_GIVEN RECORDS_
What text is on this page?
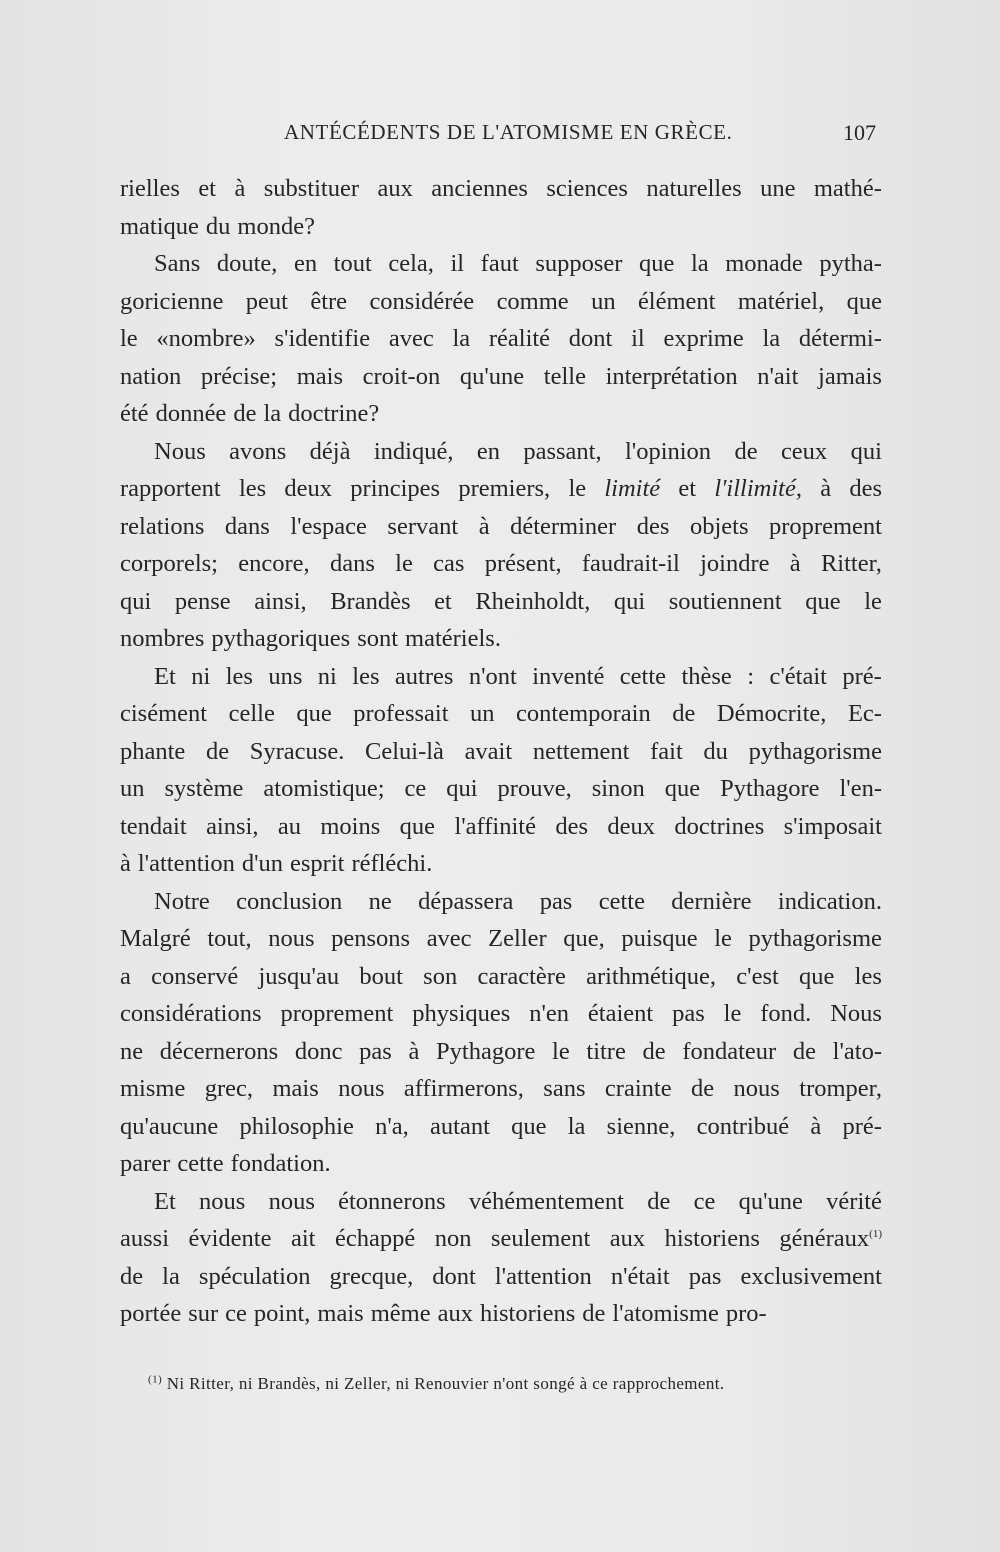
ANTÉCÉDENTS DE L'ATOMISME EN GRÈCE.	107
rielles et à substituer aux anciennes sciences naturelles une mathé-
matique du monde?
Sans doute, en tout cela, il faut supposer que la monade pytha-
goricienne peut être considérée comme un élément matériel, que
le «nombre» s'identifie avec la réalité dont il exprime la détermi-
nation précise; mais croit-on qu'une telle interprétation n'ait jamais
été donnée de la doctrine?
Nous avons déjà indiqué, en passant, l'opinion de ceux qui
rapportent les deux principes premiers, le limité et l'illimité, à des
relations dans l'espace servant à déterminer des objets proprement
corporels; encore, dans le cas présent, faudrait-il joindre à Ritter,
qui pense ainsi, Brandès et Rheinholdt, qui soutiennent que le
nombres pythagoriques sont matériels.
Et ni les uns ni les autres n'ont inventé cette thèse : c'était pré-
cisément celle que professait un contemporain de Démocrite, Ec-
phante de Syracuse. Celui-là avait nettement fait du pythagorisme
un système atomistique; ce qui prouve, sinon que Pythagore l'en-
tendait ainsi, au moins que l'affinité des deux doctrines s'imposait
à l'attention d'un esprit réfléchi.
Notre conclusion ne dépassera pas cette dernière indication.
Malgré tout, nous pensons avec Zeller que, puisque le pythagorisme
a conservé jusqu'au bout son caractère arithmétique, c'est que les
considérations proprement physiques n'en étaient pas le fond. Nous
ne décernerons donc pas à Pythagore le titre de fondateur de l'ato-
misme grec, mais nous affirmerons, sans crainte de nous tromper,
qu'aucune philosophie n'a, autant que la sienne, contribué à pré-
parer cette fondation.
Et nous nous étonnerons véhémentement de ce qu'une vérité
aussi évidente ait échappé non seulement aux historiens généraux$^{(1)}$
de la spéculation grecque, dont l'attention n'était pas exclusivement
portée sur ce point, mais même aux historiens de l'atomisme pro-
$^{(1)}$ Ni Ritter, ni Brandès, ni Zeller, ni Renouvier n'ont songé à ce rapprochement.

_EXERCISE TASK_
All of the material above is to be copied exactly, except for its images.

_ANSWER FOR THIS EXERCISE_
What text is on this page?
ANTÉCÉDENTS DE L'ATOMISME EN GRÈCE.	107
rielles et à substituer aux anciennes sciences naturelles une mathé-
matique du monde?
Sans doute, en tout cela, il faut supposer que la monade pytha-
goricienne peut être considérée comme un élément matériel, que
le «nombre» s'identifie avec la réalité dont il exprime la détermi-
nation précise; mais croit-on qu'une telle interprétation n'ait jamais
été donnée de la doctrine?
Nous avons déjà indiqué, en passant, l'opinion de ceux qui
rapportent les deux principes premiers, le limité et l'illimité, à des
relations dans l'espace servant à déterminer des objets proprement
corporels; encore, dans le cas présent, faudrait-il joindre à Ritter,
qui pense ainsi, Brandès et Rheinholdt, qui soutiennent que le
nombres pythagoriques sont matériels.
Et ni les uns ni les autres n'ont inventé cette thèse : c'était pré-
cisément celle que professait un contemporain de Démocrite, Ec-
phante de Syracuse. Celui-là avait nettement fait du pythagorisme
un système atomistique; ce qui prouve, sinon que Pythagore l'en-
tendait ainsi, au moins que l'affinité des deux doctrines s'imposait
à l'attention d'un esprit réfléchi.
Notre conclusion ne dépassera pas cette dernière indication.
Malgré tout, nous pensons avec Zeller que, puisque le pythagorisme
a conservé jusqu'au bout son caractère arithmétique, c'est que les
considérations proprement physiques n'en étaient pas le fond. Nous
ne décernerons donc pas à Pythagore le titre de fondateur de l'ato-
misme grec, mais nous affirmerons, sans crainte de nous tromper,
qu'aucune philosophie n'a, autant que la sienne, contribué à pré-
parer cette fondation.
Et nous nous étonnerons véhémentement de ce qu'une vérité
aussi évidente ait échappé non seulement aux historiens généraux$^{(1)}$
de la spéculation grecque, dont l'attention n'était pas exclusivement
portée sur ce point, mais même aux historiens de l'atomisme pro-
$^{(1)}$ Ni Ritter, ni Brandès, ni Zeller, ni Renouvier n'ont songé à ce rapprochement.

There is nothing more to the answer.